- Your instructions -
Only a number is wanted: how many lines in the records below contain "overview"?

- Data for this task -
"""

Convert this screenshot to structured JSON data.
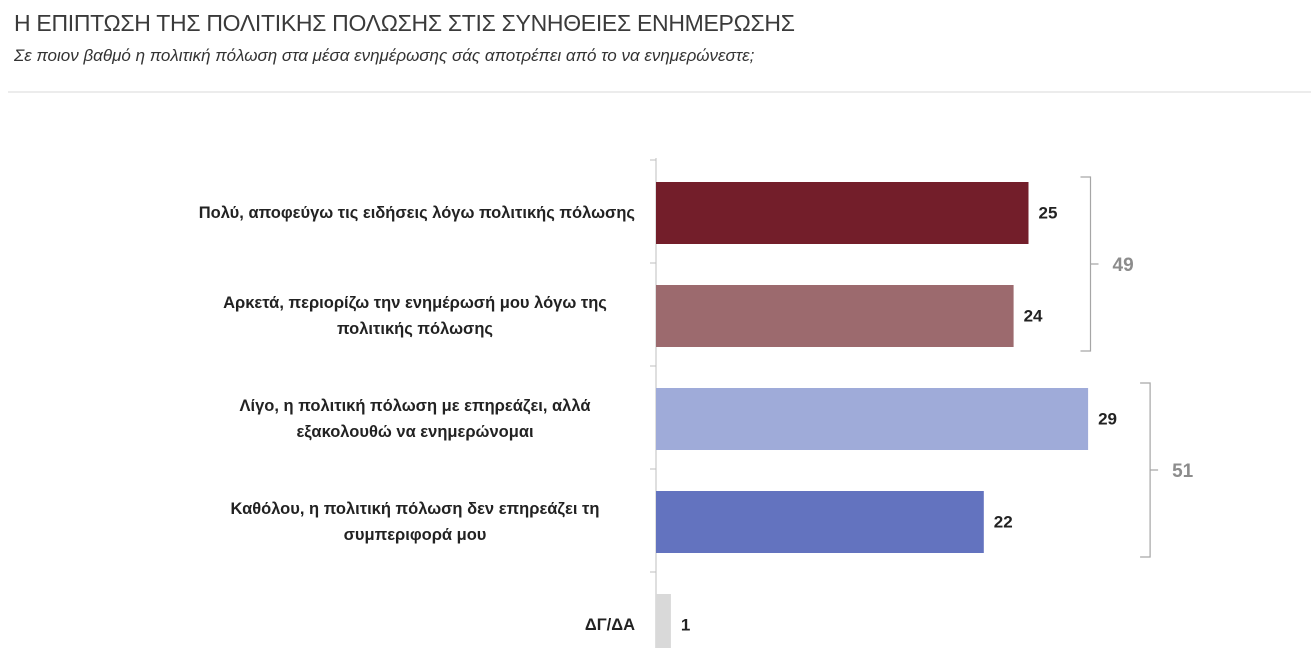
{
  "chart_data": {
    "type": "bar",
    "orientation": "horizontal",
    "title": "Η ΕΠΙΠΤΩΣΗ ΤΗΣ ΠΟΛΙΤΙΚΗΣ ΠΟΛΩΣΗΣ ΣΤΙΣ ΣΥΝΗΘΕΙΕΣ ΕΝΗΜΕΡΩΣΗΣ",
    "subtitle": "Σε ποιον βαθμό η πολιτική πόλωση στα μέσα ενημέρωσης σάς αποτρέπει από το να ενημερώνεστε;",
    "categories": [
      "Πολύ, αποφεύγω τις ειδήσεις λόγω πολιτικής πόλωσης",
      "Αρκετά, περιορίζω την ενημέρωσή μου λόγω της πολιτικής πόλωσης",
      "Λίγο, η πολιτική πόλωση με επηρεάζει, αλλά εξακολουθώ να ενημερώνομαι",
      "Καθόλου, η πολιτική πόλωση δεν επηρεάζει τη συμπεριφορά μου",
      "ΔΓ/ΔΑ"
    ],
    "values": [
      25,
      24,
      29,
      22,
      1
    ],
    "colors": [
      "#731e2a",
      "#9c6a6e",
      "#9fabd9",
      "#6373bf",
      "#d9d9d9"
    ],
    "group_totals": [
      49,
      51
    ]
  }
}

"""
"""

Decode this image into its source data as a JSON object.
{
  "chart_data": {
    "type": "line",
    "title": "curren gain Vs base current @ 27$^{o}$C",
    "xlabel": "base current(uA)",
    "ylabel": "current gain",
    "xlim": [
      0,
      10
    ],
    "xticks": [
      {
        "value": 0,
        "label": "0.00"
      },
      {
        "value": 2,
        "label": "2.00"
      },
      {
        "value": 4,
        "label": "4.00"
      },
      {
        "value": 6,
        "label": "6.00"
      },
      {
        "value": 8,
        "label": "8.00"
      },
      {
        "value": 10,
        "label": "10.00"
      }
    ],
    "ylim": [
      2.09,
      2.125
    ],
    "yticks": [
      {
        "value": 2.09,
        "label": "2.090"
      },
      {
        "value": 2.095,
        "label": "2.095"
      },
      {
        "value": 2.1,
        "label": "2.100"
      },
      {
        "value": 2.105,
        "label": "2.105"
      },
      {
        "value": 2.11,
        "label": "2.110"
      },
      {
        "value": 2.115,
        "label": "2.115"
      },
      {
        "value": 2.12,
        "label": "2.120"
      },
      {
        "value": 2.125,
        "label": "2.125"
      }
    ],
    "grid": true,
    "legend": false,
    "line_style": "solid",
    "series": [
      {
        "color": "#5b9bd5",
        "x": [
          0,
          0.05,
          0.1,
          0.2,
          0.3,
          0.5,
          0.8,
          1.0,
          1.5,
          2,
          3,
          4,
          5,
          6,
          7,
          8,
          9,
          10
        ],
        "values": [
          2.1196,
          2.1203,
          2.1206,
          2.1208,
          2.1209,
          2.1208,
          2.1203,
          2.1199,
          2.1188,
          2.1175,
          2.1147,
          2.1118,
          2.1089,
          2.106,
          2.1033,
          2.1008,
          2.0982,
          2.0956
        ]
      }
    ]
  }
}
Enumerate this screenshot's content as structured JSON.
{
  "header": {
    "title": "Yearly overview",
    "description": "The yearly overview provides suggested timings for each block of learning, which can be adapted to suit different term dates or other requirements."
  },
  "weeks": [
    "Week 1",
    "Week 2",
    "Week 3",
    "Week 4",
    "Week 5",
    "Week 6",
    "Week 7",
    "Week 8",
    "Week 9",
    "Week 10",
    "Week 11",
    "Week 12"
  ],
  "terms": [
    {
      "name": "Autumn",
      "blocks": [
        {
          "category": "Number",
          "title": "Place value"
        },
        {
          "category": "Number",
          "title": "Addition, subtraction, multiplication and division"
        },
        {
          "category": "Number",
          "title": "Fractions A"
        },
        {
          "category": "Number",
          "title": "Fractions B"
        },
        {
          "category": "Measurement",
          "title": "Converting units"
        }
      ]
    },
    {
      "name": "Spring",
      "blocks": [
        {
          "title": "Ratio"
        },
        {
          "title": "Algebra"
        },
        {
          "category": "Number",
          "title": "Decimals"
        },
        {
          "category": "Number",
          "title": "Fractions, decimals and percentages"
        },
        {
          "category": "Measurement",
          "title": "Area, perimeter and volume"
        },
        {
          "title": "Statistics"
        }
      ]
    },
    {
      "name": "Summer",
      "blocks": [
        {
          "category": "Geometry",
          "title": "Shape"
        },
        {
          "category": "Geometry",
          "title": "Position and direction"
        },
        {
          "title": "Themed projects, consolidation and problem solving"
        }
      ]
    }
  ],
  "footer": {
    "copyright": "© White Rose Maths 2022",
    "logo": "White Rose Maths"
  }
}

"""
"""

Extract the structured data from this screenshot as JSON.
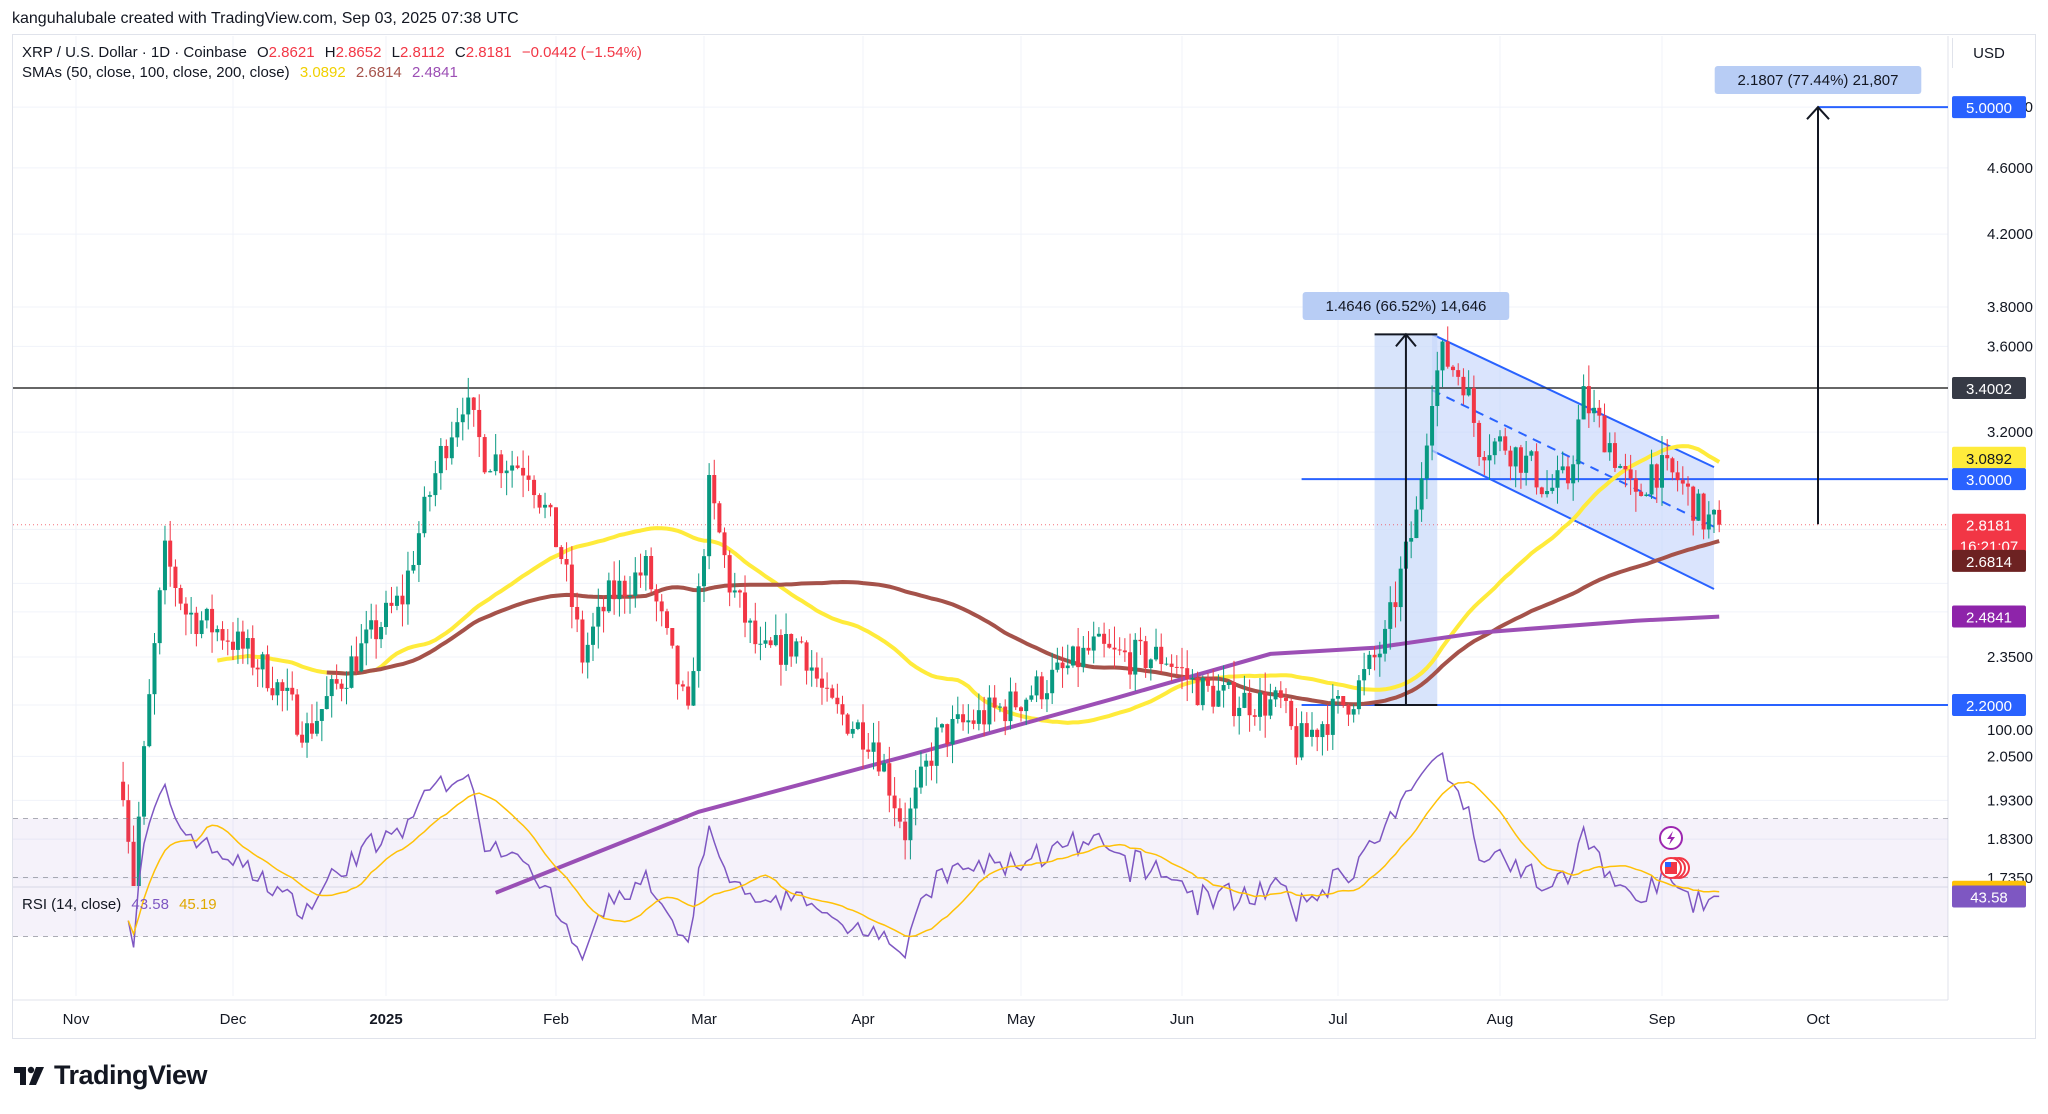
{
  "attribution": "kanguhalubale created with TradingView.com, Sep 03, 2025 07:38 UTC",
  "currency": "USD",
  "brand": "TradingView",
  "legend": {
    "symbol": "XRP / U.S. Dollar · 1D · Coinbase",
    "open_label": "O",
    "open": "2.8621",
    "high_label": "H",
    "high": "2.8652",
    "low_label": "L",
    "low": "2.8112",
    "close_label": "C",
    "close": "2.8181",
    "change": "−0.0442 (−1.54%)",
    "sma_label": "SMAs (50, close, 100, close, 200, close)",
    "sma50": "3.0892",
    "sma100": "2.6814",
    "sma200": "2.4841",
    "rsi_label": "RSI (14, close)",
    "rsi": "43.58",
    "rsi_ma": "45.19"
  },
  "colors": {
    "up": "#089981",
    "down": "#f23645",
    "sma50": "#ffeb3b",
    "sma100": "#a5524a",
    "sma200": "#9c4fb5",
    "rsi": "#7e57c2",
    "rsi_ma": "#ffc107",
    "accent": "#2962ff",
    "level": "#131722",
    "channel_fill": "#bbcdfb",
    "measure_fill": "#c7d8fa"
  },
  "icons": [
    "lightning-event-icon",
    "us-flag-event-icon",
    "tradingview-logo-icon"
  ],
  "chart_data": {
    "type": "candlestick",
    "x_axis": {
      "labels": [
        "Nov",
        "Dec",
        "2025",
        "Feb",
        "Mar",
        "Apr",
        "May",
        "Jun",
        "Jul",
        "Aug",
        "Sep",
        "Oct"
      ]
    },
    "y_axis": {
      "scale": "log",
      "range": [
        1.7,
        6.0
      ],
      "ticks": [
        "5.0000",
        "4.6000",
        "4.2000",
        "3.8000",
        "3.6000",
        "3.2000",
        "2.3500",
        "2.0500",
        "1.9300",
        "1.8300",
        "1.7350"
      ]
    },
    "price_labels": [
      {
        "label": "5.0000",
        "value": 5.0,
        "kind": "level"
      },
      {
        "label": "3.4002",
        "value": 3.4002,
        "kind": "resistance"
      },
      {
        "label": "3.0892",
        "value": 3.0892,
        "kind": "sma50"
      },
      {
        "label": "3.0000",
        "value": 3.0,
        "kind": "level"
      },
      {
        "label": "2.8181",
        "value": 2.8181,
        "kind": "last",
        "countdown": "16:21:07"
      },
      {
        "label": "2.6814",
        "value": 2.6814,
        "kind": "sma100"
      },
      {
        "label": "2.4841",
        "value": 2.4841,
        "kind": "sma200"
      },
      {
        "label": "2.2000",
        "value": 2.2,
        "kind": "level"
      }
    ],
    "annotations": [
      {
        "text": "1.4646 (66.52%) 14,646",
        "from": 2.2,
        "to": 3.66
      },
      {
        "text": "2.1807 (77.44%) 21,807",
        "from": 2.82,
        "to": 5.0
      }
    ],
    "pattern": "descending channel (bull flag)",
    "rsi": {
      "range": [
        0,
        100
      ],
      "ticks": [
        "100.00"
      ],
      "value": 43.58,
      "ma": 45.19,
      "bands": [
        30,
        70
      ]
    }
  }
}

"""

- The output -
2